Exercise directions -
Exactly reproduce the lines that follow.

Data supplied -

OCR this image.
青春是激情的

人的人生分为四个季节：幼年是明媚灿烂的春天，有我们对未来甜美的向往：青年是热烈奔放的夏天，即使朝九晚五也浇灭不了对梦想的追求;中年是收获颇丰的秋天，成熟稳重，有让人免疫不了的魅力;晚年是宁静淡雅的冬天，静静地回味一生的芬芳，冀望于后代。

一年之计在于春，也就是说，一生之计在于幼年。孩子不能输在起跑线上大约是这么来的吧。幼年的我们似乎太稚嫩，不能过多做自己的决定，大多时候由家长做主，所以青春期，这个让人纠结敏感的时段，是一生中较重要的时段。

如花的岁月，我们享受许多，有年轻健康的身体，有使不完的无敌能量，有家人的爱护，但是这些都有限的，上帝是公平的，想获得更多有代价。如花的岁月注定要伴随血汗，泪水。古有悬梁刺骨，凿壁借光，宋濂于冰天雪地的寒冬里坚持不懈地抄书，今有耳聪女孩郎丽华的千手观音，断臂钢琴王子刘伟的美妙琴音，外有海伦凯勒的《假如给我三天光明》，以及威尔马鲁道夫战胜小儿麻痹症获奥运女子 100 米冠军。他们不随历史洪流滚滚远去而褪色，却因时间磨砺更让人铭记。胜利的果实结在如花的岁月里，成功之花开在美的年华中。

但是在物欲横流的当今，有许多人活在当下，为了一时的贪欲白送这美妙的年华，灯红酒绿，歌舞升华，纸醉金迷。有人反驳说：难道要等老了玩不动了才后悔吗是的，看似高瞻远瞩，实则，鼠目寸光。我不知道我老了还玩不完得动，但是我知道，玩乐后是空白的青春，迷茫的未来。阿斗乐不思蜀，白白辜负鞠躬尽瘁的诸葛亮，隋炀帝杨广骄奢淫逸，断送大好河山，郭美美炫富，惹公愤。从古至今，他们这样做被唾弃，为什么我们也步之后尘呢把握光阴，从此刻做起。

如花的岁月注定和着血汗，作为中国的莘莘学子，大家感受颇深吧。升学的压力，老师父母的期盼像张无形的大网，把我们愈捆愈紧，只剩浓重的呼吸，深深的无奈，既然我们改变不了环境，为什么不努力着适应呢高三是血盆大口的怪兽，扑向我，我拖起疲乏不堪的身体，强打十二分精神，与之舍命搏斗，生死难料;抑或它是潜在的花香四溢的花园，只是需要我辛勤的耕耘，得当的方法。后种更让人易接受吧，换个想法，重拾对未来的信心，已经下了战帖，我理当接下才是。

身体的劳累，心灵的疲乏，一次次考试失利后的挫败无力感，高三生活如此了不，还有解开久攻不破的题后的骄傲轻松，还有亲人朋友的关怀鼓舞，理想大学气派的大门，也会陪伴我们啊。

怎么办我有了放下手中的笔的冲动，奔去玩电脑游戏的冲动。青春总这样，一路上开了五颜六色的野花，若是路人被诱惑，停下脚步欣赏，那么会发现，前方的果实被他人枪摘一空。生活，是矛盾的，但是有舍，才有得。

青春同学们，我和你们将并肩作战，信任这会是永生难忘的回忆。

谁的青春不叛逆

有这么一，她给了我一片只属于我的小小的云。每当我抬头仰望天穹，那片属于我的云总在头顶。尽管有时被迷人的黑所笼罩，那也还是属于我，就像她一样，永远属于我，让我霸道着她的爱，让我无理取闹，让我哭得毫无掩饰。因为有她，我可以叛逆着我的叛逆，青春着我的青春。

Answer for this exercise -
OCR this image.
青春是激情的

人的人生分为四个季节：幼年是明媚灿烂的春天，有我们对未来甜美的向往：青年是热烈奔放的夏天，即使朝九晚五也浇灭不了对梦想的追求;中年是收获颇丰的秋天，成熟稳重，有让人免疫不了的魅力;晚年是宁静淡雅的冬天，静静地回味一生的芬芳，冀望于后代。

一年之计在于春，也就是说，一生之计在于幼年。孩子不能输在起跑线上大约是这么来的吧。幼年的我们似乎太稚嫩，不能过多做自己的决定，大多时候由家长做主，所以青春期，这个让人纠结敏感的时段，是一生中较重要的时段。

如花的岁月，我们享受许多，有年轻健康的身体，有使不完的无敌能量，有家人的爱护，但是这些都有限的，上帝是公平的，想获得更多有代价。如花的岁月注定要伴随血汗，泪水。古有悬梁刺骨，凿壁借光，宋濂于冰天雪地的寒冬里坚持不懈地抄书，今有耳聪女孩郎丽华的千手观音，断臂钢琴王子刘伟的美妙琴音，外有海伦凯勒的《假如给我三天光明》，以及威尔马鲁道夫战胜小儿麻痹症获奥运女子 100 米冠军。他们不随历史洪流滚滚远去而褪色，却因时间磨砺更让人铭记。胜利的果实结在如花的岁月里，成功之花开在美的年华中。

但是在物欲横流的当今，有许多人活在当下，为了一时的贪欲白送这美妙的年华，灯红酒绿，歌舞升华，纸醉金迷。有人反驳说：难道要等老了玩不动了才后悔吗是的，看似高瞻远瞩，实则，鼠目寸光。我不知道我老了还玩不完得动，但是我知道，玩乐后是空白的青春，迷茫的未来。阿斗乐不思蜀，白白辜负鞠躬尽瘁的诸葛亮，隋炀帝杨广骄奢淫逸，断送大好河山，郭美美炫富，惹公愤。从古至今，他们这样做被唾弃，为什么我们也步之后尘呢把握光阴，从此刻做起。

如花的岁月注定和着血汗，作为中国的莘莘学子，大家感受颇深吧。升学的压力，老师父母的期盼像张无形的大网，把我们愈捆愈紧，只剩浓重的呼吸，深深的无奈，既然我们改变不了环境，为什么不努力着适应呢高三是血盆大口的怪兽，扑向我，我拖起疲乏不堪的身体，强打十二分精神，与之舍命搏斗，生死难料;抑或它是潜在的花香四溢的花园，只是需要我辛勤的耕耘，得当的方法。后种更让人易接受吧，换个想法，重拾对未来的信心，已经下了战帖，我理当接下才是。

身体的劳累，心灵的疲乏，一次次考试失利后的挫败无力感，高三生活如此了不，还有解开久攻不破的题后的骄傲轻松，还有亲人朋友的关怀鼓舞，理想大学气派的大门，也会陪伴我们啊。

怎么办我有了放下手中的笔的冲动，奔去玩电脑游戏的冲动。青春总这样，一路上开了五颜六色的野花，若是路人被诱惑，停下脚步欣赏，那么会发现，前方的果实被他人枪摘一空。生活，是矛盾的，但是有舍，才有得。

青春同学们，我和你们将并肩作战，信任这会是永生难忘的回忆。

谁的青春不叛逆

有这么一，她给了我一片只属于我的小小的云。每当我抬头仰望天穹，那片属于我的云总在头顶。尽管有时被迷人的黑所笼罩，那也还是属于我，就像她一样，永远属于我，让我霸道着她的爱，让我无理取闹，让我哭得毫无掩饰。因为有她，我可以叛逆着我的叛逆，青春着我的青春。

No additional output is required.